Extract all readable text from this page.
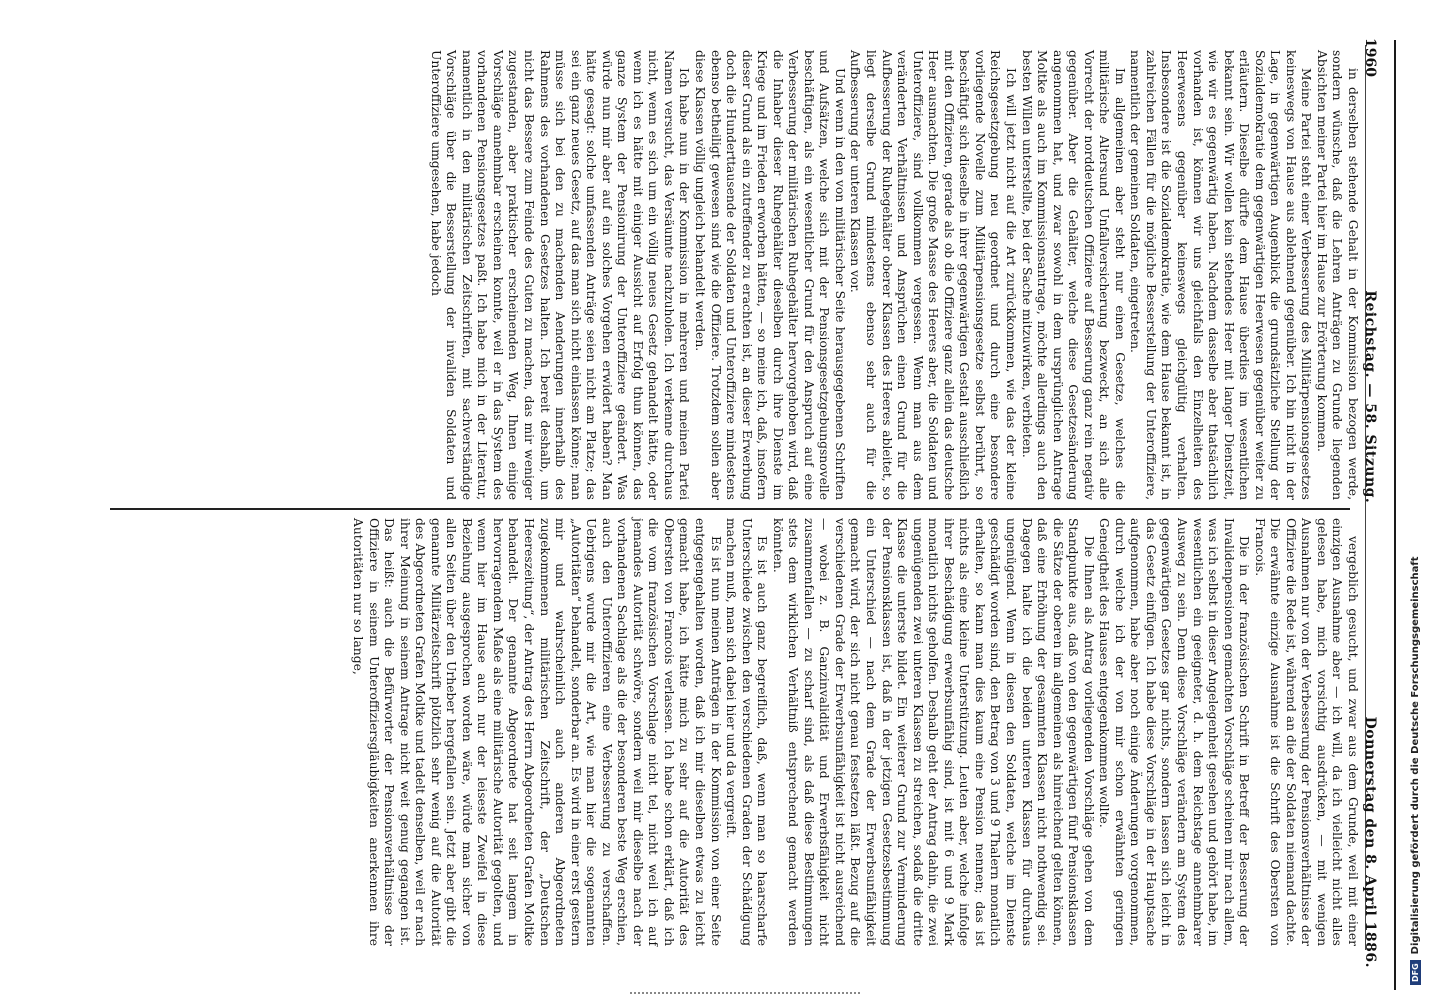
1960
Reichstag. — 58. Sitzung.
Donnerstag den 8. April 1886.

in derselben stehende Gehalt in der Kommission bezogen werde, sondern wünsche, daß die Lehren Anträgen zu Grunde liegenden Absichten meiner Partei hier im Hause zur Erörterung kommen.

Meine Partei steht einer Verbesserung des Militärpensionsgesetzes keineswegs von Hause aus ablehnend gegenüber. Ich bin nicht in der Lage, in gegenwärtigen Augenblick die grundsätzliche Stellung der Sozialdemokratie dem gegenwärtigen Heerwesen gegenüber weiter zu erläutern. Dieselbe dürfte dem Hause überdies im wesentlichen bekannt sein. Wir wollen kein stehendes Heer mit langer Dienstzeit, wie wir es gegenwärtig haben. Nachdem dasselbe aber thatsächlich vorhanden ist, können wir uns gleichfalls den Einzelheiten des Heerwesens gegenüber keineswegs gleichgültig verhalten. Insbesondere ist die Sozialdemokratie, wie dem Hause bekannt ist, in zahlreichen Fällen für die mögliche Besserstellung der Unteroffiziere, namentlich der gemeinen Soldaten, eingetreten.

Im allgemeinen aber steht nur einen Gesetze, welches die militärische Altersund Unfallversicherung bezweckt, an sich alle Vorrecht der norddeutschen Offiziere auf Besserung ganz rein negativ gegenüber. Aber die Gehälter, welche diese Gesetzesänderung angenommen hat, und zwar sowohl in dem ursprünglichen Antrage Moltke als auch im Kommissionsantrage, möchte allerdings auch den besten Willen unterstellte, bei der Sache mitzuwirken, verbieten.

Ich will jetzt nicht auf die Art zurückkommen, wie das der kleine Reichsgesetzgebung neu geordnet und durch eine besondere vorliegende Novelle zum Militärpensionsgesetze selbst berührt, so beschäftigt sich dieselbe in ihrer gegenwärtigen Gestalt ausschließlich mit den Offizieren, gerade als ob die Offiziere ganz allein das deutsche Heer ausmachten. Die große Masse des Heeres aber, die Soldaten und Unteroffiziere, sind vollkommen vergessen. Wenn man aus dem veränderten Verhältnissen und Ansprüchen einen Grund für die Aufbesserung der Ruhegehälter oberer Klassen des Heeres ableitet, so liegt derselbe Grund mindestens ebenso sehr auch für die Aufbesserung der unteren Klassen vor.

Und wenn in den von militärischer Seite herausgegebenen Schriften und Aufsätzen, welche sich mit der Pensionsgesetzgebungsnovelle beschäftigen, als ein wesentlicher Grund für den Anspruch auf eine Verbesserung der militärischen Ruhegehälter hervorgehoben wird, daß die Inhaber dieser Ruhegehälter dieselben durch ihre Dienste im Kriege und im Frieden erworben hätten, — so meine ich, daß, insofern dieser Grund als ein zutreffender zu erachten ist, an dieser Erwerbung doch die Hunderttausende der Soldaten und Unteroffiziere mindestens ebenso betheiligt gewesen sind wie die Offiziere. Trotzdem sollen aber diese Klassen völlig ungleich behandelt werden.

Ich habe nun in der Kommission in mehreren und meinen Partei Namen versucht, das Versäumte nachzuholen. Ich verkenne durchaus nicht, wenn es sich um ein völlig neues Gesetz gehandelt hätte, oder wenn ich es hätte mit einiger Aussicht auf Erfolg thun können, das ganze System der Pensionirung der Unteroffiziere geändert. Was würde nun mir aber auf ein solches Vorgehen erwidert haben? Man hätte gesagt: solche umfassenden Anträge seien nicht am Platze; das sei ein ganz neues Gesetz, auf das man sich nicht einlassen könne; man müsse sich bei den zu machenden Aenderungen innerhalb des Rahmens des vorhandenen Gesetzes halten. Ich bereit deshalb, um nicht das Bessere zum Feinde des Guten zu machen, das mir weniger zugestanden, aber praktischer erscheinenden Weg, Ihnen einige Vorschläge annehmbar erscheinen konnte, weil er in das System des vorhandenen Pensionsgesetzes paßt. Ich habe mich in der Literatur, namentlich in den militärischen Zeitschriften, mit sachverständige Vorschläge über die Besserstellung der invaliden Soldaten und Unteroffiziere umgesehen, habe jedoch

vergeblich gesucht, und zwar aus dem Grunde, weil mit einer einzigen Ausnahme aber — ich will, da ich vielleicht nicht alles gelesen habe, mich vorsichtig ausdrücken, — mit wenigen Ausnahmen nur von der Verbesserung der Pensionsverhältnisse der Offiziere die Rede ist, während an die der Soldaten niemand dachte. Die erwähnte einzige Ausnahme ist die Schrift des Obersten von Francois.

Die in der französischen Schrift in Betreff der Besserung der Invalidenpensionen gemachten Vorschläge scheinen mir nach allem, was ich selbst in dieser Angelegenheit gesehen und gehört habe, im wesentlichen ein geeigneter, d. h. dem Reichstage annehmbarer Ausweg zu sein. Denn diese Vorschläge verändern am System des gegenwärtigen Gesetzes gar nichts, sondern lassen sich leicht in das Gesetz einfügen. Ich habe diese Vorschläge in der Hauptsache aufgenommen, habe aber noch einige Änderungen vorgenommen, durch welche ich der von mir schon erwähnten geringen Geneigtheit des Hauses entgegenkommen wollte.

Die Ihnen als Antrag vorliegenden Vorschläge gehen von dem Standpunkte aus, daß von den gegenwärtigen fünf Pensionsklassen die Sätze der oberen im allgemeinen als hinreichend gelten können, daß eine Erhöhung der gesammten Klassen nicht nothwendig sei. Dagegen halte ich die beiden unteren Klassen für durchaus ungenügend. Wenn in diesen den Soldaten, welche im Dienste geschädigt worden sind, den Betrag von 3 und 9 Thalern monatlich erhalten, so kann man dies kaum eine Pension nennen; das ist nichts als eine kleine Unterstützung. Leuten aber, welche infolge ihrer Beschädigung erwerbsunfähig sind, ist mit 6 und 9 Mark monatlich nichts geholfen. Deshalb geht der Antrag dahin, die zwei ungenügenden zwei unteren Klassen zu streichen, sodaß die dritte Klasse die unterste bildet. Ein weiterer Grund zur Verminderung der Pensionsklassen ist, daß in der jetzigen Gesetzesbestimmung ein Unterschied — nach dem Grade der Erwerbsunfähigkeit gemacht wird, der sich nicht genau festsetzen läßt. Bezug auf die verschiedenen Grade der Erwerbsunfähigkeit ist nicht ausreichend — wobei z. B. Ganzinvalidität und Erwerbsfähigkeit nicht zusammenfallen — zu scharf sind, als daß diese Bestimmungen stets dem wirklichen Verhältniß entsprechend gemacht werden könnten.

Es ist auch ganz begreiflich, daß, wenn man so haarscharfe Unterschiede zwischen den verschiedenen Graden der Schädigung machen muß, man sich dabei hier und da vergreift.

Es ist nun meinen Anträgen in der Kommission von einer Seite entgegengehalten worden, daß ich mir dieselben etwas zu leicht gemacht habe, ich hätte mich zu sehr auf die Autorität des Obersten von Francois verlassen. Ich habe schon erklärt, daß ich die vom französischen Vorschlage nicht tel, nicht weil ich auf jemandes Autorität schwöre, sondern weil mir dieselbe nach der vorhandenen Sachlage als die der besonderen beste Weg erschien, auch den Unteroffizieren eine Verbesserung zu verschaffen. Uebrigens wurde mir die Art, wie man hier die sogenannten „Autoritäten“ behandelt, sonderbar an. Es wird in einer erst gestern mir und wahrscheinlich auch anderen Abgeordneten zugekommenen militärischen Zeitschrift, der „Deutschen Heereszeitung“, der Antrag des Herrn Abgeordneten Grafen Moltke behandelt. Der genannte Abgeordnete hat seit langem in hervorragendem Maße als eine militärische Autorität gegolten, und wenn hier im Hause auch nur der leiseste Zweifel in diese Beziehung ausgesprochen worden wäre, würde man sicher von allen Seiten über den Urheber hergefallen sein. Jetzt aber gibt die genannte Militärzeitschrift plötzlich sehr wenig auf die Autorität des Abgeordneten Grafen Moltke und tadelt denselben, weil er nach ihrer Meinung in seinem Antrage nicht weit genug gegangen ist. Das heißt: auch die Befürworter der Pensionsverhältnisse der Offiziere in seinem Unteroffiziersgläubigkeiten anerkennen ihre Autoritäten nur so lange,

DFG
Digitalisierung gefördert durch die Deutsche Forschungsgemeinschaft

■ ■ ■ ■ ■

In the listing above, find each line where "gegenüber" occurs and copy it.

Solution for this task:
Meine Partei steht einer Verbesserung des Militärpensionsgesetzes keineswegs von Hause aus ablehnend gegenüber. Ich bin nicht in der Lage, in gegenwärtigen Augenblick die grundsätzliche Stellung der Sozialdemokratie dem gegenwärtigen Heerwesen gegenüber weiter zu erläutern. Dieselbe dürfte dem Hause überdies im wesentlichen bekannt sein. Wir wollen kein stehendes Heer mit langer Dienstzeit, wie wir es gegenwärtig haben. Nachdem dasselbe aber thatsächlich vorhanden ist, können wir uns gleichfalls den Einzelheiten des Heerwesens gegenüber keineswegs gleichgültig verhalten. Insbesondere ist die Sozialdemokratie, wie dem Hause bekannt ist, in zahlreichen Fällen für die mögliche Besserstellung der Unteroffiziere, namentlich der gemeinen Soldaten, eingetreten.
Im allgemeinen aber steht nur einen Gesetze, welches die militärische Altersund Unfallversicherung bezweckt, an sich alle Vorrecht der norddeutschen Offiziere auf Besserung ganz rein negativ gegenüber. Aber die Gehälter, welche diese Gesetzesänderung angenommen hat, und zwar sowohl in dem ursprünglichen Antrage Moltke als auch im Kommissionsantrage, möchte allerdings auch den besten Willen unterstellte, bei der Sache mitzuwirken, verbieten.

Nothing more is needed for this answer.